# Stored records
- - - - - - -

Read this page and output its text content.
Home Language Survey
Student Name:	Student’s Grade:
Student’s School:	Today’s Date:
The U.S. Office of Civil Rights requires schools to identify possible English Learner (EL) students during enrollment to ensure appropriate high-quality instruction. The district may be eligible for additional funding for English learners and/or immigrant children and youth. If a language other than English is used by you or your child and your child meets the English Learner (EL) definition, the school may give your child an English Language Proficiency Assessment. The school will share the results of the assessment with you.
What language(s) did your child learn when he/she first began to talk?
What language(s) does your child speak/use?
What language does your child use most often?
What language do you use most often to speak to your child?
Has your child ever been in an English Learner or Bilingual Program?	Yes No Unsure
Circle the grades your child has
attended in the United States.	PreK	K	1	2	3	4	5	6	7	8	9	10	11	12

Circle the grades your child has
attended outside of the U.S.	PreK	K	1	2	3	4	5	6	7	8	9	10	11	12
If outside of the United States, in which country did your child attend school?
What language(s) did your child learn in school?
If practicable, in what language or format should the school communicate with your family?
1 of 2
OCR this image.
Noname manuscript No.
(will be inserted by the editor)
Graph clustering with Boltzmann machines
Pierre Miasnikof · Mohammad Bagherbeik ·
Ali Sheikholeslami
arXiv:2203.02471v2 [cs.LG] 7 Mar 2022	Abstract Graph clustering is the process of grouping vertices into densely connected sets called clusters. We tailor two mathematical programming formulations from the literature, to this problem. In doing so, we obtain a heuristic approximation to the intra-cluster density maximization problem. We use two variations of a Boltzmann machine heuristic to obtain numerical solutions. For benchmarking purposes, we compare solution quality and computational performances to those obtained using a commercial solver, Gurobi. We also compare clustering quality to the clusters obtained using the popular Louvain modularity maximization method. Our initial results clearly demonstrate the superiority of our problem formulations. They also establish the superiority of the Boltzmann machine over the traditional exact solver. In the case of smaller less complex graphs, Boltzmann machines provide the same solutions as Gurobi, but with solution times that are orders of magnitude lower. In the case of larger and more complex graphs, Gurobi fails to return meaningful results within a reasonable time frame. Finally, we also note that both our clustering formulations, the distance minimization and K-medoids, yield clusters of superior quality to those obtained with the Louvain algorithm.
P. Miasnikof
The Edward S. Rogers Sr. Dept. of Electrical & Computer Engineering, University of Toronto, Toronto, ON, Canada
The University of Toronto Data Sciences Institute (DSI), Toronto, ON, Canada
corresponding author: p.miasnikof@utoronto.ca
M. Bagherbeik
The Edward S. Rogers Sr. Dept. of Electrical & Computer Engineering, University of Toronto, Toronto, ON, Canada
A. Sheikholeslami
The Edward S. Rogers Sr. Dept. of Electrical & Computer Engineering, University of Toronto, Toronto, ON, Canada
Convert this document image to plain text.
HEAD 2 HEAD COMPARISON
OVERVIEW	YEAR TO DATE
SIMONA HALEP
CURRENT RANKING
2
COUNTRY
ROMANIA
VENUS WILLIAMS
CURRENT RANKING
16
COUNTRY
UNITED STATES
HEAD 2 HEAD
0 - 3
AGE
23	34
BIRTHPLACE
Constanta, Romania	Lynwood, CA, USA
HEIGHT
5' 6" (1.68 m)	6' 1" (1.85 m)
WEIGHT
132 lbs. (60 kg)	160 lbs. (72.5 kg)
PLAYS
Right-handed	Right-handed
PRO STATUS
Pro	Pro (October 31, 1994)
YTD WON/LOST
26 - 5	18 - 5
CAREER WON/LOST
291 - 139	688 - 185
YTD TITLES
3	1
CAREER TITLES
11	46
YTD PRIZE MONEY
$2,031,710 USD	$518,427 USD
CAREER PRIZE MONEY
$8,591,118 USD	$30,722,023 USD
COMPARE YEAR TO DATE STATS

- - - - - - -

Each line above must be printed exactly as it appears.

Read this page and output its text content.
Home Language Survey
Student Name:	Student’s Grade:
Student’s School:	Today’s Date:
The U.S. Office of Civil Rights requires schools to identify possible English Learner (EL) students during enrollment to ensure appropriate high-quality instruction. The district may be eligible for additional funding for English learners and/or immigrant children and youth. If a language other than English is used by you or your child and your child meets the English Learner (EL) definition, the school may give your child an English Language Proficiency Assessment. The school will share the results of the assessment with you.
What language(s) did your child learn when he/she first began to talk?
What language(s) does your child speak/use?
What language does your child use most often?
What language do you use most often to speak to your child?
Has your child ever been in an English Learner or Bilingual Program?	Yes No Unsure
Circle the grades your child has
attended in the United States.	PreK	K	1	2	3	4	5	6	7	8	9	10	11	12

Circle the grades your child has
attended outside of the U.S.	PreK	K	1	2	3	4	5	6	7	8	9	10	11	12
If outside of the United States, in which country did your child attend school?
What language(s) did your child learn in school?
If practicable, in what language or format should the school communicate with your family?
1 of 2
OCR this image.
Noname manuscript No.
(will be inserted by the editor)
Graph clustering with Boltzmann machines
Pierre Miasnikof · Mohammad Bagherbeik ·
Ali Sheikholeslami
arXiv:2203.02471v2 [cs.LG] 7 Mar 2022	Abstract Graph clustering is the process of grouping vertices into densely connected sets called clusters. We tailor two mathematical programming formulations from the literature, to this problem. In doing so, we obtain a heuristic approximation to the intra-cluster density maximization problem. We use two variations of a Boltzmann machine heuristic to obtain numerical solutions. For benchmarking purposes, we compare solution quality and computational performances to those obtained using a commercial solver, Gurobi. We also compare clustering quality to the clusters obtained using the popular Louvain modularity maximization method. Our initial results clearly demonstrate the superiority of our problem formulations. They also establish the superiority of the Boltzmann machine over the traditional exact solver. In the case of smaller less complex graphs, Boltzmann machines provide the same solutions as Gurobi, but with solution times that are orders of magnitude lower. In the case of larger and more complex graphs, Gurobi fails to return meaningful results within a reasonable time frame. Finally, we also note that both our clustering formulations, the distance minimization and K-medoids, yield clusters of superior quality to those obtained with the Louvain algorithm.
P. Miasnikof
The Edward S. Rogers Sr. Dept. of Electrical & Computer Engineering, University of Toronto, Toronto, ON, Canada
The University of Toronto Data Sciences Institute (DSI), Toronto, ON, Canada
corresponding author: p.miasnikof@utoronto.ca
M. Bagherbeik
The Edward S. Rogers Sr. Dept. of Electrical & Computer Engineering, University of Toronto, Toronto, ON, Canada
A. Sheikholeslami
The Edward S. Rogers Sr. Dept. of Electrical & Computer Engineering, University of Toronto, Toronto, ON, Canada
Convert this document image to plain text.
HEAD 2 HEAD COMPARISON
OVERVIEW	YEAR TO DATE
SIMONA HALEP
CURRENT RANKING
2
COUNTRY
ROMANIA
VENUS WILLIAMS
CURRENT RANKING
16
COUNTRY
UNITED STATES
HEAD 2 HEAD
0 - 3
AGE
23	34
BIRTHPLACE
Constanta, Romania	Lynwood, CA, USA
HEIGHT
5' 6" (1.68 m)	6' 1" (1.85 m)
WEIGHT
132 lbs. (60 kg)	160 lbs. (72.5 kg)
PLAYS
Right-handed	Right-handed
PRO STATUS
Pro	Pro (October 31, 1994)
YTD WON/LOST
26 - 5	18 - 5
CAREER WON/LOST
291 - 139	688 - 185
YTD TITLES
3	1
CAREER TITLES
11	46
YTD PRIZE MONEY
$2,031,710 USD	$518,427 USD
CAREER PRIZE MONEY
$8,591,118 USD	$30,722,023 USD
COMPARE YEAR TO DATE STATS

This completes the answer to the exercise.